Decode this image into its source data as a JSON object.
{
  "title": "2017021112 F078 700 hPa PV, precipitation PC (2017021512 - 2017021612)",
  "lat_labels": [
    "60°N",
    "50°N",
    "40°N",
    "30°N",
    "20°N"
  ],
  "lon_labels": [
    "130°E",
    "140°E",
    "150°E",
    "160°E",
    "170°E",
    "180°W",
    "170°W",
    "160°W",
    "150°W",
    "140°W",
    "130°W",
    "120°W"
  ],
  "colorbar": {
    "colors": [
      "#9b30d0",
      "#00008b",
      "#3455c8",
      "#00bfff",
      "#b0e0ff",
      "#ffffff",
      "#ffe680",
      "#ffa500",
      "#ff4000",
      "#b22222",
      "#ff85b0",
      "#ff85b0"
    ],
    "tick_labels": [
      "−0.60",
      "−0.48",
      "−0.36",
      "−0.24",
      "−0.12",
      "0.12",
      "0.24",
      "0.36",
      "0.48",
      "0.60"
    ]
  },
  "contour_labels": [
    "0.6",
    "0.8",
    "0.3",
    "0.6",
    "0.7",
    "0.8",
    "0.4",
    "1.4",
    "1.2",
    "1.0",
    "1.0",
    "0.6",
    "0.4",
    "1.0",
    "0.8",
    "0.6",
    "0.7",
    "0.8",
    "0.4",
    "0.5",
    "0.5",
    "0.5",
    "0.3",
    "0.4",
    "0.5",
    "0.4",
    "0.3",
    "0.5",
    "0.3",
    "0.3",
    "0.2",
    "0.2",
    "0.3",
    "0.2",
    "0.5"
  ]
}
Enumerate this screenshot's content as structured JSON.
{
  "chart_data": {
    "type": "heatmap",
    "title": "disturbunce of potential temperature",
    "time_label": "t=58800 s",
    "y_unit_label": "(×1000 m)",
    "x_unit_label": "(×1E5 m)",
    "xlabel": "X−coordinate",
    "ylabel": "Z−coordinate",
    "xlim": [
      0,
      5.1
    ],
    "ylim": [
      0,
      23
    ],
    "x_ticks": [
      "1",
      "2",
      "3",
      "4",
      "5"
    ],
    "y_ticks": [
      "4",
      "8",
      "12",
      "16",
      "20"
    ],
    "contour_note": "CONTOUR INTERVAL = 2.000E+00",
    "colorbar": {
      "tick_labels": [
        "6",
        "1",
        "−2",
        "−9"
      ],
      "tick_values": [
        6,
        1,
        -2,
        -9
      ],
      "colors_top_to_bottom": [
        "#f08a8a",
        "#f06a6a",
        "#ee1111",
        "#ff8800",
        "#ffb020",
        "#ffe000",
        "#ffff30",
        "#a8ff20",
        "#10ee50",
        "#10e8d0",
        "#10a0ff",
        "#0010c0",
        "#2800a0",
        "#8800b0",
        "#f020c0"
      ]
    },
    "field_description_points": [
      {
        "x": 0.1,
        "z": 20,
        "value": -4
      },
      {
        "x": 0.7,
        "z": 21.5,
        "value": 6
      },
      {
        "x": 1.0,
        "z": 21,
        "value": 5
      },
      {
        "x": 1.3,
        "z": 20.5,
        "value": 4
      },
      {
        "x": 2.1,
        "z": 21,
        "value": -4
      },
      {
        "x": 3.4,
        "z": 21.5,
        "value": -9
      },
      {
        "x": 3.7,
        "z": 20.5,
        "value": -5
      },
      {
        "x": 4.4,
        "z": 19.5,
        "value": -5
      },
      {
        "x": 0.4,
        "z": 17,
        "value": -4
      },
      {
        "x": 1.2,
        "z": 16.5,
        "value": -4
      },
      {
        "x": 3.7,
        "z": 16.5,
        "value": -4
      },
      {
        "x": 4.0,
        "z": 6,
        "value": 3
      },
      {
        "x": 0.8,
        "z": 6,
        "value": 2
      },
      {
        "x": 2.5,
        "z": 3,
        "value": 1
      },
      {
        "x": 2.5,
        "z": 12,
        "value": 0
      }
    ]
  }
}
++++
§ **What you are asked to do**:
Can you restate every record above word for word?

§ **Task response**:
Decode this image into its source data as a JSON object.
{
  "title": "2017021112 F078 700 hPa PV, precipitation PC (2017021512 - 2017021612)",
  "lat_labels": [
    "60°N",
    "50°N",
    "40°N",
    "30°N",
    "20°N"
  ],
  "lon_labels": [
    "130°E",
    "140°E",
    "150°E",
    "160°E",
    "170°E",
    "180°W",
    "170°W",
    "160°W",
    "150°W",
    "140°W",
    "130°W",
    "120°W"
  ],
  "colorbar": {
    "colors": [
      "#9b30d0",
      "#00008b",
      "#3455c8",
      "#00bfff",
      "#b0e0ff",
      "#ffffff",
      "#ffe680",
      "#ffa500",
      "#ff4000",
      "#b22222",
      "#ff85b0",
      "#ff85b0"
    ],
    "tick_labels": [
      "−0.60",
      "−0.48",
      "−0.36",
      "−0.24",
      "−0.12",
      "0.12",
      "0.24",
      "0.36",
      "0.48",
      "0.60"
    ]
  },
  "contour_labels": [
    "0.6",
    "0.8",
    "0.3",
    "0.6",
    "0.7",
    "0.8",
    "0.4",
    "1.4",
    "1.2",
    "1.0",
    "1.0",
    "0.6",
    "0.4",
    "1.0",
    "0.8",
    "0.6",
    "0.7",
    "0.8",
    "0.4",
    "0.5",
    "0.5",
    "0.5",
    "0.3",
    "0.4",
    "0.5",
    "0.4",
    "0.3",
    "0.5",
    "0.3",
    "0.3",
    "0.2",
    "0.2",
    "0.3",
    "0.2",
    "0.5"
  ]
}
Enumerate this screenshot's content as structured JSON.
{
  "chart_data": {
    "type": "heatmap",
    "title": "disturbunce of potential temperature",
    "time_label": "t=58800 s",
    "y_unit_label": "(×1000 m)",
    "x_unit_label": "(×1E5 m)",
    "xlabel": "X−coordinate",
    "ylabel": "Z−coordinate",
    "xlim": [
      0,
      5.1
    ],
    "ylim": [
      0,
      23
    ],
    "x_ticks": [
      "1",
      "2",
      "3",
      "4",
      "5"
    ],
    "y_ticks": [
      "4",
      "8",
      "12",
      "16",
      "20"
    ],
    "contour_note": "CONTOUR INTERVAL = 2.000E+00",
    "colorbar": {
      "tick_labels": [
        "6",
        "1",
        "−2",
        "−9"
      ],
      "tick_values": [
        6,
        1,
        -2,
        -9
      ],
      "colors_top_to_bottom": [
        "#f08a8a",
        "#f06a6a",
        "#ee1111",
        "#ff8800",
        "#ffb020",
        "#ffe000",
        "#ffff30",
        "#a8ff20",
        "#10ee50",
        "#10e8d0",
        "#10a0ff",
        "#0010c0",
        "#2800a0",
        "#8800b0",
        "#f020c0"
      ]
    },
    "field_description_points": [
      {
        "x": 0.1,
        "z": 20,
        "value": -4
      },
      {
        "x": 0.7,
        "z": 21.5,
        "value": 6
      },
      {
        "x": 1.0,
        "z": 21,
        "value": 5
      },
      {
        "x": 1.3,
        "z": 20.5,
        "value": 4
      },
      {
        "x": 2.1,
        "z": 21,
        "value": -4
      },
      {
        "x": 3.4,
        "z": 21.5,
        "value": -9
      },
      {
        "x": 3.7,
        "z": 20.5,
        "value": -5
      },
      {
        "x": 4.4,
        "z": 19.5,
        "value": -5
      },
      {
        "x": 0.4,
        "z": 17,
        "value": -4
      },
      {
        "x": 1.2,
        "z": 16.5,
        "value": -4
      },
      {
        "x": 3.7,
        "z": 16.5,
        "value": -4
      },
      {
        "x": 4.0,
        "z": 6,
        "value": 3
      },
      {
        "x": 0.8,
        "z": 6,
        "value": 2
      },
      {
        "x": 2.5,
        "z": 3,
        "value": 1
      },
      {
        "x": 2.5,
        "z": 12,
        "value": 0
      }
    ]
  }
}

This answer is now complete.